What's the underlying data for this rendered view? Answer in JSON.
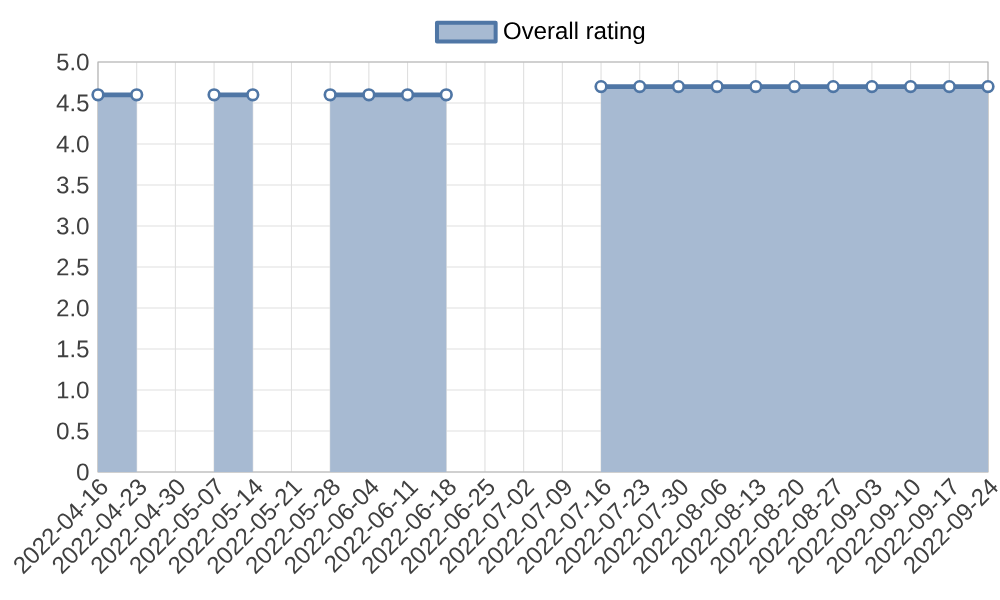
{
  "chart_data": {
    "type": "area",
    "categories": [
      "2022-04-16",
      "2022-04-23",
      "2022-04-30",
      "2022-05-07",
      "2022-05-14",
      "2022-05-21",
      "2022-05-28",
      "2022-06-04",
      "2022-06-11",
      "2022-06-18",
      "2022-06-25",
      "2022-07-02",
      "2022-07-09",
      "2022-07-16",
      "2022-07-23",
      "2022-07-30",
      "2022-08-06",
      "2022-08-13",
      "2022-08-20",
      "2022-08-27",
      "2022-09-03",
      "2022-09-10",
      "2022-09-17",
      "2022-09-24"
    ],
    "series": [
      {
        "name": "Overall rating",
        "color": "#4f76a5",
        "values": [
          4.6,
          4.6,
          null,
          4.6,
          4.6,
          null,
          4.6,
          4.6,
          4.6,
          4.6,
          null,
          null,
          null,
          4.7,
          4.7,
          4.7,
          4.7,
          4.7,
          4.7,
          4.7,
          4.7,
          4.7,
          4.7,
          4.7
        ]
      }
    ],
    "ylim": [
      0,
      5
    ],
    "yticks": [
      0,
      0.5,
      {
        "value": 1,
        "label": "1.0"
      },
      1.5,
      {
        "value": 2,
        "label": "2.0"
      },
      2.5,
      {
        "value": 3,
        "label": "3.0"
      },
      3.5,
      {
        "value": 4,
        "label": "4.0"
      },
      4.5,
      {
        "value": 5,
        "label": "5.0"
      }
    ],
    "grid": true,
    "legend": "top",
    "marker": "circle",
    "line_style": "solid"
  }
}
^^^^^^^^^^^^^^^^
**WHAT YOU SHOULD DO:**
Reproduce every entry word for word, but skip any pictures.

**REPLY TO THE EXERCISE:**
What's the underlying data for this rendered view? Answer in JSON.
{
  "chart_data": {
    "type": "area",
    "categories": [
      "2022-04-16",
      "2022-04-23",
      "2022-04-30",
      "2022-05-07",
      "2022-05-14",
      "2022-05-21",
      "2022-05-28",
      "2022-06-04",
      "2022-06-11",
      "2022-06-18",
      "2022-06-25",
      "2022-07-02",
      "2022-07-09",
      "2022-07-16",
      "2022-07-23",
      "2022-07-30",
      "2022-08-06",
      "2022-08-13",
      "2022-08-20",
      "2022-08-27",
      "2022-09-03",
      "2022-09-10",
      "2022-09-17",
      "2022-09-24"
    ],
    "series": [
      {
        "name": "Overall rating",
        "color": "#4f76a5",
        "values": [
          4.6,
          4.6,
          null,
          4.6,
          4.6,
          null,
          4.6,
          4.6,
          4.6,
          4.6,
          null,
          null,
          null,
          4.7,
          4.7,
          4.7,
          4.7,
          4.7,
          4.7,
          4.7,
          4.7,
          4.7,
          4.7,
          4.7
        ]
      }
    ],
    "ylim": [
      0,
      5
    ],
    "yticks": [
      0,
      0.5,
      {
        "value": 1,
        "label": "1.0"
      },
      1.5,
      {
        "value": 2,
        "label": "2.0"
      },
      2.5,
      {
        "value": 3,
        "label": "3.0"
      },
      3.5,
      {
        "value": 4,
        "label": "4.0"
      },
      4.5,
      {
        "value": 5,
        "label": "5.0"
      }
    ],
    "grid": true,
    "legend": "top",
    "marker": "circle",
    "line_style": "solid"
  }
}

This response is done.